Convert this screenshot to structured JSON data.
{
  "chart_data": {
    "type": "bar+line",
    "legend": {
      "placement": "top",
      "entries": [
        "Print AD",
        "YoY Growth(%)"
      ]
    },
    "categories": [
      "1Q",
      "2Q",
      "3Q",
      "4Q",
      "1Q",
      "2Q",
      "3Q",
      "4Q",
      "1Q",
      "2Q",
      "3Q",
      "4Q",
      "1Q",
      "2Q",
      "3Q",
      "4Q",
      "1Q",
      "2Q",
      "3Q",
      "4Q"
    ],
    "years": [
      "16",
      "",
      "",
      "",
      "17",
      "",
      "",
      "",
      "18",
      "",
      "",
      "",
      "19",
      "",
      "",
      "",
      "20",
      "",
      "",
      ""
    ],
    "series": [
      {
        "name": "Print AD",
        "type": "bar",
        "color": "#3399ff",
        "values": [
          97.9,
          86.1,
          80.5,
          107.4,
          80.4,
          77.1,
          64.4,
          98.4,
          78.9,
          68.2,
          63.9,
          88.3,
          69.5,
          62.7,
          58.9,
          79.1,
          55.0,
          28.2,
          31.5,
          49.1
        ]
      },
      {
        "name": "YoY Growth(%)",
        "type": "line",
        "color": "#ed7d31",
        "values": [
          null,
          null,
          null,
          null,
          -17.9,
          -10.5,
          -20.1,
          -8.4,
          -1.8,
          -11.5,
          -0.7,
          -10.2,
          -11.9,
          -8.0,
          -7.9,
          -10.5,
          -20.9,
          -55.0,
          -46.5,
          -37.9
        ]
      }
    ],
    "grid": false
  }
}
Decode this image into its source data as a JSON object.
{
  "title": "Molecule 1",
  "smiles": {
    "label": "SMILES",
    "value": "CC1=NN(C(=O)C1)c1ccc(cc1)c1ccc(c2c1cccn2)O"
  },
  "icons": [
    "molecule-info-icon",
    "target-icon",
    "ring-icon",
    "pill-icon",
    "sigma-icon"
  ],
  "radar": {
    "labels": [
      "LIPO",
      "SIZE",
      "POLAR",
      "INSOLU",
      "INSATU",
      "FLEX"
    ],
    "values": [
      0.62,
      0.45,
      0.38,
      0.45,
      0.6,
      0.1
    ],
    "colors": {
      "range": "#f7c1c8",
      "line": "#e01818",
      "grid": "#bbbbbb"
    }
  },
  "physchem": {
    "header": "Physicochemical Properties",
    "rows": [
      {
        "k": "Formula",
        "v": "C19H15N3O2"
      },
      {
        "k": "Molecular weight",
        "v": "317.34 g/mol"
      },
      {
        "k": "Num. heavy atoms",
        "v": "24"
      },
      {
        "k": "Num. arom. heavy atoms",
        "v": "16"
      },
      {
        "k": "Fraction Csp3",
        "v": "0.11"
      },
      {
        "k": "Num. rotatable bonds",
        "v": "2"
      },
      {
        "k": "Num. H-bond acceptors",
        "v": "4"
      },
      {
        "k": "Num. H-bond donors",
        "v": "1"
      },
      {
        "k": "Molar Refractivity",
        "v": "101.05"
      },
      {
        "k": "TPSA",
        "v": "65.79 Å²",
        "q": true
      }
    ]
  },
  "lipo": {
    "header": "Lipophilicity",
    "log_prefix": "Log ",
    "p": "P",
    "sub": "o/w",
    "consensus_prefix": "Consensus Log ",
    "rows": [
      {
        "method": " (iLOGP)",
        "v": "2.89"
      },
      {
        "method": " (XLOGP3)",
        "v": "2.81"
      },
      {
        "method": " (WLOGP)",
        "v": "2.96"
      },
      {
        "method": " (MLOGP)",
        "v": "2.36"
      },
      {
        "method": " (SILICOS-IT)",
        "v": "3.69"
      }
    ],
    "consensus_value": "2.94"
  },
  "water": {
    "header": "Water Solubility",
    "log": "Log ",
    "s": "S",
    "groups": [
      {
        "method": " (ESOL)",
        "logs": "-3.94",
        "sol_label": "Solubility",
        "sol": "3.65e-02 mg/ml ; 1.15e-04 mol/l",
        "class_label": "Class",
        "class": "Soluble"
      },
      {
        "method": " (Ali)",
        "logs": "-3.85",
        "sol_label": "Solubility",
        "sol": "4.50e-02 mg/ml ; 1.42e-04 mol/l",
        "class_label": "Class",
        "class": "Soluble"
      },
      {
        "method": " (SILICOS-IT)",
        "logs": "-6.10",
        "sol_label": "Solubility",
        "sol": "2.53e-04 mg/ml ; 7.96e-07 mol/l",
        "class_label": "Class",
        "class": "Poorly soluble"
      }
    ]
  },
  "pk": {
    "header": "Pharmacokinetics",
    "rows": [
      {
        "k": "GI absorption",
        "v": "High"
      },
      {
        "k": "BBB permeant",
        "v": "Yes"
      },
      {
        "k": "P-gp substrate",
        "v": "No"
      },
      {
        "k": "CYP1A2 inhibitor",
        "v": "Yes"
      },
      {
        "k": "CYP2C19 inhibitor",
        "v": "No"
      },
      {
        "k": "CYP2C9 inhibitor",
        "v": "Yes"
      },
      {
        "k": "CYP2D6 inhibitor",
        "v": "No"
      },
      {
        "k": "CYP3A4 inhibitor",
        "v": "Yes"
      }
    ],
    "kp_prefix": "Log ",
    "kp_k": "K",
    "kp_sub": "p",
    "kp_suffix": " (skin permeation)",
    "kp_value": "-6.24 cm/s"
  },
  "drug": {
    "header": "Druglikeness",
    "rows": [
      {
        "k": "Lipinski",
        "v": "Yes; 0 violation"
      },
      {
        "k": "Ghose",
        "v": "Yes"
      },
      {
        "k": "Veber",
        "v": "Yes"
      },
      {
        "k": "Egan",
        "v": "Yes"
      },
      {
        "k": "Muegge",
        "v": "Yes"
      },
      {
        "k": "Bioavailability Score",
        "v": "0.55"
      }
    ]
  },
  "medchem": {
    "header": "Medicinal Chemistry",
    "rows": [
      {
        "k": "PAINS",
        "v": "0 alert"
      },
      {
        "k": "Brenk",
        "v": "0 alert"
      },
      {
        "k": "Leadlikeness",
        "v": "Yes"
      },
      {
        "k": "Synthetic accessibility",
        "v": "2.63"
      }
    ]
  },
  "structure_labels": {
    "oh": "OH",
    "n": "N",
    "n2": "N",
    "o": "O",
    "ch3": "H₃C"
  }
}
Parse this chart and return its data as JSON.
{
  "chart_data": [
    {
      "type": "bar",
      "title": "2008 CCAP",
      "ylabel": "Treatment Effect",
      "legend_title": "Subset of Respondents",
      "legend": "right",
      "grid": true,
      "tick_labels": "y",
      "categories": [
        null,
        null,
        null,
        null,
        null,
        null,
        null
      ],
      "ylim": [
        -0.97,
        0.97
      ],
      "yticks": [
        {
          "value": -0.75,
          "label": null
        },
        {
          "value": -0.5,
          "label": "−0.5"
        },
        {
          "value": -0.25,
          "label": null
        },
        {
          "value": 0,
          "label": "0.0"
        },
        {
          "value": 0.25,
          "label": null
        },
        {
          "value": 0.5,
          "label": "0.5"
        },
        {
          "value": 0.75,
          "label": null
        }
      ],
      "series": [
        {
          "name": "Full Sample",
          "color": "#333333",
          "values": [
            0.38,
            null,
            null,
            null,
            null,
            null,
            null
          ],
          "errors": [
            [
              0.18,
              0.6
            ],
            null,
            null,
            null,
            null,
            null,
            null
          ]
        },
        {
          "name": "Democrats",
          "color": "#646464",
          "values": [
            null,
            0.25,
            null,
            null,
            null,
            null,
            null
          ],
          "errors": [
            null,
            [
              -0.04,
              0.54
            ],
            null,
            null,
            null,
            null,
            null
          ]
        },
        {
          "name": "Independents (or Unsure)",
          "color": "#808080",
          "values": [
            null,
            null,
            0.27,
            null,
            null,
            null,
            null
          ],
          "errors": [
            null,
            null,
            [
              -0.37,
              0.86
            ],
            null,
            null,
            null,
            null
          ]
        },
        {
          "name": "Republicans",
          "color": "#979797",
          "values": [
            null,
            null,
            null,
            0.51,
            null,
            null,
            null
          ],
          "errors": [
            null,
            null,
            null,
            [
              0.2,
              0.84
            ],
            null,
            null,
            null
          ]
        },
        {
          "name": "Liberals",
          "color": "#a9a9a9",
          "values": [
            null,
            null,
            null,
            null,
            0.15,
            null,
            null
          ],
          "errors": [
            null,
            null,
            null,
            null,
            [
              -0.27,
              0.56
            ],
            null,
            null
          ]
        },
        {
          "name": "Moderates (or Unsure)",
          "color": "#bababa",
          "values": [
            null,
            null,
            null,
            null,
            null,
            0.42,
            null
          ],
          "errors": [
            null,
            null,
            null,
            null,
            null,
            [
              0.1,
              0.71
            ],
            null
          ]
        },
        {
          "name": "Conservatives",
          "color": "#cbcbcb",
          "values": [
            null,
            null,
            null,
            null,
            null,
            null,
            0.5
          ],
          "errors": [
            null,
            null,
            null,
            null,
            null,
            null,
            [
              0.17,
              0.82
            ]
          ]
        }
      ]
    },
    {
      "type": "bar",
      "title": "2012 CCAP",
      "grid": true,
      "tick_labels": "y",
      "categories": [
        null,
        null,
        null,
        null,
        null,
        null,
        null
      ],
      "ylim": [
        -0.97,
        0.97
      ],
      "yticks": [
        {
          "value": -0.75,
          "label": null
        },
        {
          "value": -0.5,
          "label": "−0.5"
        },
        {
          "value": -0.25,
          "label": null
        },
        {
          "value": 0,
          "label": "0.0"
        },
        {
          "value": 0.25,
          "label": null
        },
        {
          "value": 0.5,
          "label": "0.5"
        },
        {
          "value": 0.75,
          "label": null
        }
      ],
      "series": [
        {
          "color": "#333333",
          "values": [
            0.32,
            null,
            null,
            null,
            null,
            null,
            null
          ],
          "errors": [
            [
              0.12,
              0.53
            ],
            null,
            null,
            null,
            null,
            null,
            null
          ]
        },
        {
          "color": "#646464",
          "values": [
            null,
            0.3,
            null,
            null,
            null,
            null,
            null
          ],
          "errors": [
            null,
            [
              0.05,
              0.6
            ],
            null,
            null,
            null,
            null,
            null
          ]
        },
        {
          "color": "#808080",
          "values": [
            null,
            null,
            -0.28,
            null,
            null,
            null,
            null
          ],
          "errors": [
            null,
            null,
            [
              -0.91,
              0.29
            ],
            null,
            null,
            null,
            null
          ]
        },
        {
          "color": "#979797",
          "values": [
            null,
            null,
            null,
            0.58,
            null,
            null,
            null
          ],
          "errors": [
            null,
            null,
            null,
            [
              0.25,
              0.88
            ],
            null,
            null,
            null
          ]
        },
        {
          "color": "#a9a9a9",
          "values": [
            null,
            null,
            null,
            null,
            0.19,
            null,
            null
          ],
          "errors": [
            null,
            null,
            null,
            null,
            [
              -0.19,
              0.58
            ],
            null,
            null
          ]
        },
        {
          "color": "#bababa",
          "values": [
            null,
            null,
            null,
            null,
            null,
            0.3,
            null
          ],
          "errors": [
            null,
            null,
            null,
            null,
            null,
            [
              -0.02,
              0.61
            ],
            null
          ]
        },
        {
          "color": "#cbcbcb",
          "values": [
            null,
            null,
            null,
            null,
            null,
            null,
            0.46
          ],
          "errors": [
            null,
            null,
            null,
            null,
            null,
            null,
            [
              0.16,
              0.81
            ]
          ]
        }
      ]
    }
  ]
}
• • • • •
Check all the records above and select each line where the string "header" is found.

    "header": "Physicochemical Properties",
    "header": "Lipophilicity",
    "header": "Water Solubility",
    "header": "Pharmacokinetics",
    "header": "Druglikeness",
    "header": "Medicinal Chemistry",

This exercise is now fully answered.